**RECORDS FOR PROCESSING**

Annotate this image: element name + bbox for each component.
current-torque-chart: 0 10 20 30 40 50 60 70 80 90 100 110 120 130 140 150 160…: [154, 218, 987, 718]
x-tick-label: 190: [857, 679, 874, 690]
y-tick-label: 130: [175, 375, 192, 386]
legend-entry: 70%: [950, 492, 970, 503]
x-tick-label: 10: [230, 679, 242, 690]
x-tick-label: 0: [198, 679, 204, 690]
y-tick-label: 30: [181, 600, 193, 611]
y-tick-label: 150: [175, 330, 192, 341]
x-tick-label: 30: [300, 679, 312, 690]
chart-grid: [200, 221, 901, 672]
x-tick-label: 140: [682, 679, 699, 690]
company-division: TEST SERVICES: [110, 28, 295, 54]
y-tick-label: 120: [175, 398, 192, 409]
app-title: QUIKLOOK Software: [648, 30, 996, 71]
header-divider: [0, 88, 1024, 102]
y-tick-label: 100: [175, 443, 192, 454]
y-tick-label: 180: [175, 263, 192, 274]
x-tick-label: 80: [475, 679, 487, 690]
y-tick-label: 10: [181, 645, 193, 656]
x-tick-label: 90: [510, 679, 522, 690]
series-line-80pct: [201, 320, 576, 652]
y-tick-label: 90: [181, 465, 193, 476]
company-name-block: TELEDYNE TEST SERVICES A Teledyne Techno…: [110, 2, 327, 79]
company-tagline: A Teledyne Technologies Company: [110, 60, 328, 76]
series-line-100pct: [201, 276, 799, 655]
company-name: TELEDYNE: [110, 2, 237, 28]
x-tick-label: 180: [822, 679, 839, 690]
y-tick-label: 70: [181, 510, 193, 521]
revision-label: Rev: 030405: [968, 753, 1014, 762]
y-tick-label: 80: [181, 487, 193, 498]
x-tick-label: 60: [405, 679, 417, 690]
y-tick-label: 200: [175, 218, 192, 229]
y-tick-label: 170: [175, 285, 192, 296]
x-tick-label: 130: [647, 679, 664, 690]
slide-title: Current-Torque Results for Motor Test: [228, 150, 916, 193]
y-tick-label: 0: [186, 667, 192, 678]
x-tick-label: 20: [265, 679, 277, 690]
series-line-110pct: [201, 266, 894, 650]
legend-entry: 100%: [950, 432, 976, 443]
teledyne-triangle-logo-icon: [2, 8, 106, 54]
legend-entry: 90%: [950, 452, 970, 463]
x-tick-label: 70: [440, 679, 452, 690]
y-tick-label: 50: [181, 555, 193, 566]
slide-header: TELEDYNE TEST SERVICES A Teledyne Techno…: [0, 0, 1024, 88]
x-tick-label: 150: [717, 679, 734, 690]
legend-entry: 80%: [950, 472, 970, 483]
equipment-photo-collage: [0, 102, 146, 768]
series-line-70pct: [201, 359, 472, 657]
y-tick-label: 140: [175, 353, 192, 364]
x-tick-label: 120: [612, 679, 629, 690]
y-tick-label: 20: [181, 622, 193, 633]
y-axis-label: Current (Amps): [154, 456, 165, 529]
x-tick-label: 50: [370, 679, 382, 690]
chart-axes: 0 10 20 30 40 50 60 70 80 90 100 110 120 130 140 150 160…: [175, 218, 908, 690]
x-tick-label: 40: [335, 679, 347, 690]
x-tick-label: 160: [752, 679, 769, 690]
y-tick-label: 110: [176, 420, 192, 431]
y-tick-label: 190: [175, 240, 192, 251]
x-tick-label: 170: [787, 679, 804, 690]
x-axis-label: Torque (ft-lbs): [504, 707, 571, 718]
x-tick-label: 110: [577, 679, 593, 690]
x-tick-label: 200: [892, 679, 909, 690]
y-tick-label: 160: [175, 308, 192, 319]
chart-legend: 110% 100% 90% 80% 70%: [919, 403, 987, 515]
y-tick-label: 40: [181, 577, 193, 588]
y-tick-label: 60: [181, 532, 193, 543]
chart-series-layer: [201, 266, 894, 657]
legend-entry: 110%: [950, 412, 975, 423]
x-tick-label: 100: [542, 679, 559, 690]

**INSTRUCTIONS TO FOLLOW**
Copy every one of the lines above word for word, keeping each character and number unchanged.

**FINAL ANSWER**
Annotate this image: element name + bbox for each component.
current-torque-chart: 0 10 20 30 40 50 60 70 80 90 100 110 120 130 140 150 160…: [154, 218, 987, 718]
x-tick-label: 190: [857, 679, 874, 690]
y-tick-label: 130: [175, 375, 192, 386]
legend-entry: 70%: [950, 492, 970, 503]
x-tick-label: 10: [230, 679, 242, 690]
x-tick-label: 0: [198, 679, 204, 690]
y-tick-label: 30: [181, 600, 193, 611]
y-tick-label: 150: [175, 330, 192, 341]
x-tick-label: 30: [300, 679, 312, 690]
chart-grid: [200, 221, 901, 672]
x-tick-label: 140: [682, 679, 699, 690]
company-division: TEST SERVICES: [110, 28, 295, 54]
y-tick-label: 120: [175, 398, 192, 409]
app-title: QUIKLOOK Software: [648, 30, 996, 71]
header-divider: [0, 88, 1024, 102]
y-tick-label: 100: [175, 443, 192, 454]
y-tick-label: 180: [175, 263, 192, 274]
x-tick-label: 80: [475, 679, 487, 690]
y-tick-label: 10: [181, 645, 193, 656]
x-tick-label: 90: [510, 679, 522, 690]
series-line-80pct: [201, 320, 576, 652]
y-tick-label: 90: [181, 465, 193, 476]
company-name-block: TELEDYNE TEST SERVICES A Teledyne Techno…: [110, 2, 327, 79]
company-tagline: A Teledyne Technologies Company: [110, 60, 328, 76]
series-line-100pct: [201, 276, 799, 655]
company-name: TELEDYNE: [110, 2, 237, 28]
x-tick-label: 180: [822, 679, 839, 690]
y-tick-label: 70: [181, 510, 193, 521]
revision-label: Rev: 030405: [968, 753, 1014, 762]
y-tick-label: 80: [181, 487, 193, 498]
x-tick-label: 60: [405, 679, 417, 690]
y-tick-label: 200: [175, 218, 192, 229]
y-tick-label: 170: [175, 285, 192, 296]
x-tick-label: 130: [647, 679, 664, 690]
slide-title: Current-Torque Results for Motor Test: [228, 150, 916, 193]
y-tick-label: 0: [186, 667, 192, 678]
x-tick-label: 20: [265, 679, 277, 690]
series-line-110pct: [201, 266, 894, 650]
legend-entry: 100%: [950, 432, 976, 443]
teledyne-triangle-logo-icon: [2, 8, 106, 54]
legend-entry: 90%: [950, 452, 970, 463]
x-tick-label: 70: [440, 679, 452, 690]
y-tick-label: 50: [181, 555, 193, 566]
slide-header: TELEDYNE TEST SERVICES A Teledyne Techno…: [0, 0, 1024, 88]
x-tick-label: 150: [717, 679, 734, 690]
legend-entry: 80%: [950, 472, 970, 483]
equipment-photo-collage: [0, 102, 146, 768]
series-line-70pct: [201, 359, 472, 657]
y-tick-label: 140: [175, 353, 192, 364]
x-tick-label: 120: [612, 679, 629, 690]
y-tick-label: 20: [181, 622, 193, 633]
y-axis-label: Current (Amps): [154, 456, 165, 529]
x-tick-label: 50: [370, 679, 382, 690]
chart-axes: 0 10 20 30 40 50 60 70 80 90 100 110 120 130 140 150 160…: [175, 218, 908, 690]
x-tick-label: 40: [335, 679, 347, 690]
x-tick-label: 160: [752, 679, 769, 690]
y-tick-label: 110: [176, 420, 192, 431]
y-tick-label: 190: [175, 240, 192, 251]
x-tick-label: 170: [787, 679, 804, 690]
x-axis-label: Torque (ft-lbs): [504, 707, 571, 718]
x-tick-label: 110: [577, 679, 593, 690]
x-tick-label: 200: [892, 679, 909, 690]
y-tick-label: 160: [175, 308, 192, 319]
chart-legend: 110% 100% 90% 80% 70%: [919, 403, 987, 515]
y-tick-label: 40: [181, 577, 193, 588]
y-tick-label: 60: [181, 532, 193, 543]
chart-series-layer: [201, 266, 894, 657]
legend-entry: 110%: [950, 412, 975, 423]
x-tick-label: 100: [542, 679, 559, 690]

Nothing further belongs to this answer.